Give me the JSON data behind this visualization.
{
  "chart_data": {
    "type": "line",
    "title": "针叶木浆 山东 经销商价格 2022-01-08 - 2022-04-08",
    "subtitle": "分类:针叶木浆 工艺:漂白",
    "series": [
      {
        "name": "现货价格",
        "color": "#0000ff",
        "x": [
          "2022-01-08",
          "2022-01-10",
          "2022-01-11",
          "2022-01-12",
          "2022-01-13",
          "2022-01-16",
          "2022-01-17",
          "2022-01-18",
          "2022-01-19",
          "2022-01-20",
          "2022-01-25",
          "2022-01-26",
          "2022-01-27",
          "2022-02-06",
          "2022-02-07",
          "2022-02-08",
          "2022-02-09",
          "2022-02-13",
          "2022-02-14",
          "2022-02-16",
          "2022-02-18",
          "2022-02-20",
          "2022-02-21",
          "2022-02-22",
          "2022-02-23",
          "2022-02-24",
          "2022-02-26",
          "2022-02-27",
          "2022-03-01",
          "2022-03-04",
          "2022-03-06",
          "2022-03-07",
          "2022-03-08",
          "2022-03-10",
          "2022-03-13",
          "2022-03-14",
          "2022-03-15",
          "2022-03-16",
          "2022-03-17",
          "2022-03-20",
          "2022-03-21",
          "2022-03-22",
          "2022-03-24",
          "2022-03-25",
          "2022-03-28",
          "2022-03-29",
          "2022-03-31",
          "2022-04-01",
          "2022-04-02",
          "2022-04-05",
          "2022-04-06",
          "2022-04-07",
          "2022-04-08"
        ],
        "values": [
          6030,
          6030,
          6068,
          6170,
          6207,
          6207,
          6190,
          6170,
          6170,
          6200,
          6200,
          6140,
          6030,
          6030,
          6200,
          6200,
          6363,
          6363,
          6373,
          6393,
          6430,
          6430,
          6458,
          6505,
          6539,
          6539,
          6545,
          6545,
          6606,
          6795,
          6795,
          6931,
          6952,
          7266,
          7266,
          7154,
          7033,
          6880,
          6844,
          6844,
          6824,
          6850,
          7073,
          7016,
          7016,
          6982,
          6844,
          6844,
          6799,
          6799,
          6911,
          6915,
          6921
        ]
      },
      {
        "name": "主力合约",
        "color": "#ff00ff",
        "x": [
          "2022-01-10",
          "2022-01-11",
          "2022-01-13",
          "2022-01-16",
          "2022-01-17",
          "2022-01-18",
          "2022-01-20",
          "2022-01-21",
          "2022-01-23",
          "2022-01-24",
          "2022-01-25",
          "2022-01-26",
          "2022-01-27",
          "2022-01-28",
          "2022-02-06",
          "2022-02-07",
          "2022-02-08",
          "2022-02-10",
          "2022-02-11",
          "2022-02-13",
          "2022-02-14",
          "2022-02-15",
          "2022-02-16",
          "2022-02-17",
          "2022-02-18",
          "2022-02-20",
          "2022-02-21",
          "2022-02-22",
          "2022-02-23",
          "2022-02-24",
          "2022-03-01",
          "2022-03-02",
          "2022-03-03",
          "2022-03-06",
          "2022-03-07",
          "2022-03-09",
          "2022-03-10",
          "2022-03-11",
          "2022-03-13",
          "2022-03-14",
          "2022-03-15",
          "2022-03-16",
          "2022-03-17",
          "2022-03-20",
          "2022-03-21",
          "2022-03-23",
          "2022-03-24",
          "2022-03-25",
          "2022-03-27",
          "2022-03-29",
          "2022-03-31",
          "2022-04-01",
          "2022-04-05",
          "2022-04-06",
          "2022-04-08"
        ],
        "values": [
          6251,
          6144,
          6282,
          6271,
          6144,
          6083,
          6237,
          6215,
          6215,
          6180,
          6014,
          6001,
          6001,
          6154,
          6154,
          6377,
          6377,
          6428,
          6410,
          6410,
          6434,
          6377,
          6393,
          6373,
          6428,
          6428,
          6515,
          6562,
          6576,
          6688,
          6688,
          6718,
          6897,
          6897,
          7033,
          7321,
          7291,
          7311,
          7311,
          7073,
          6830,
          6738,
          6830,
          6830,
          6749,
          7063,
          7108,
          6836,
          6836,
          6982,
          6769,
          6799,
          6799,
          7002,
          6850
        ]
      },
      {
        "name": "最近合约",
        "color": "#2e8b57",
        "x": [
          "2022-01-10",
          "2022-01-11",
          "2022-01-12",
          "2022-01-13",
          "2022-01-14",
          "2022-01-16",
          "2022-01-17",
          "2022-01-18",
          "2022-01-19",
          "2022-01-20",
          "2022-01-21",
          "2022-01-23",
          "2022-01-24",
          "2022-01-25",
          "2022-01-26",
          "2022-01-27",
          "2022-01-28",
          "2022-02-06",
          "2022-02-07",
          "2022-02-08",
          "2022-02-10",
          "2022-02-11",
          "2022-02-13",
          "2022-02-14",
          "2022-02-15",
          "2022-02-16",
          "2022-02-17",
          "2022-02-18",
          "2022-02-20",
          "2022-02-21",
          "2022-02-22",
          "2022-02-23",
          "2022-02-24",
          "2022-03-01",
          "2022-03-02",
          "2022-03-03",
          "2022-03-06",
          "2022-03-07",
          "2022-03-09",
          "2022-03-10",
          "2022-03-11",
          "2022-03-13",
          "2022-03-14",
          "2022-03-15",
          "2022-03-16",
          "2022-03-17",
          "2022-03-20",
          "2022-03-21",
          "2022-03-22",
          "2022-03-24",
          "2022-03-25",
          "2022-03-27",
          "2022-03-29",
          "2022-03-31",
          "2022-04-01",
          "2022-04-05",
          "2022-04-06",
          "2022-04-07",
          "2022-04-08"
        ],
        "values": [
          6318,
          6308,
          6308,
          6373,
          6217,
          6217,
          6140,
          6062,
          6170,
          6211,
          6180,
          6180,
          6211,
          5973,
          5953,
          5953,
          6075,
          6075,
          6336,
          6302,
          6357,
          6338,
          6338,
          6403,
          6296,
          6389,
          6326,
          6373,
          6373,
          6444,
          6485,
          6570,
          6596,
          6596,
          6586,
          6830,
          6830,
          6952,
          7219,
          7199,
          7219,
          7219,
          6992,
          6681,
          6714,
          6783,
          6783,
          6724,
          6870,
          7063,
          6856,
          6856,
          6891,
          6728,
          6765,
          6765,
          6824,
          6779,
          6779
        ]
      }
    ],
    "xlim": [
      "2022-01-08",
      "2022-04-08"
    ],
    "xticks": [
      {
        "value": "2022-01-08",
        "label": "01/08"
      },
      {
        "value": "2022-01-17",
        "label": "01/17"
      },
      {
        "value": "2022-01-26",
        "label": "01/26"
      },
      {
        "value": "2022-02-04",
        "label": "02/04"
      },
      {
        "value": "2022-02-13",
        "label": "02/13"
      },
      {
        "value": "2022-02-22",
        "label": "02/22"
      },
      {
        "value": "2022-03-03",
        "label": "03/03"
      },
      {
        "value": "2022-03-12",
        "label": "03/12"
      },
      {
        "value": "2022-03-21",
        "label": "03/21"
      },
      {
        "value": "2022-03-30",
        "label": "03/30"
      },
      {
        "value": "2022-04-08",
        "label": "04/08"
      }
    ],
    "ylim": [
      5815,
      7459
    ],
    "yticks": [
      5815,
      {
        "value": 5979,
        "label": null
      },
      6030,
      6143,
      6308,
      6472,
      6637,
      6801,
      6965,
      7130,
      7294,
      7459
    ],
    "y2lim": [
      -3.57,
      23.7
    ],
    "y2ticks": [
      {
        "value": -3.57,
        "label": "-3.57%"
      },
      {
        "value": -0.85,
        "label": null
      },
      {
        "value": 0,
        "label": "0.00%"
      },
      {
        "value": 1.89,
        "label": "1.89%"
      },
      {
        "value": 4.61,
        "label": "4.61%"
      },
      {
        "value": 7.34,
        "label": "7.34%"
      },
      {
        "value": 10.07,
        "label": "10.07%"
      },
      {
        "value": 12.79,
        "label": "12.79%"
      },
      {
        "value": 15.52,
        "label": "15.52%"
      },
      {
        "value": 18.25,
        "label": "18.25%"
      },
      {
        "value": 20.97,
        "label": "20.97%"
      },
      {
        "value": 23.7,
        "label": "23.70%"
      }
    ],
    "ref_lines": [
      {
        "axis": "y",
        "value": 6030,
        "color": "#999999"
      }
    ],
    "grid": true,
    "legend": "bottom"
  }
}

> TASK PROMPT:
Examine the listing and say how many of its lines contain the string "针叶木浆". Give the number alone.

> RESPONSE TO THE EXERCISE:
2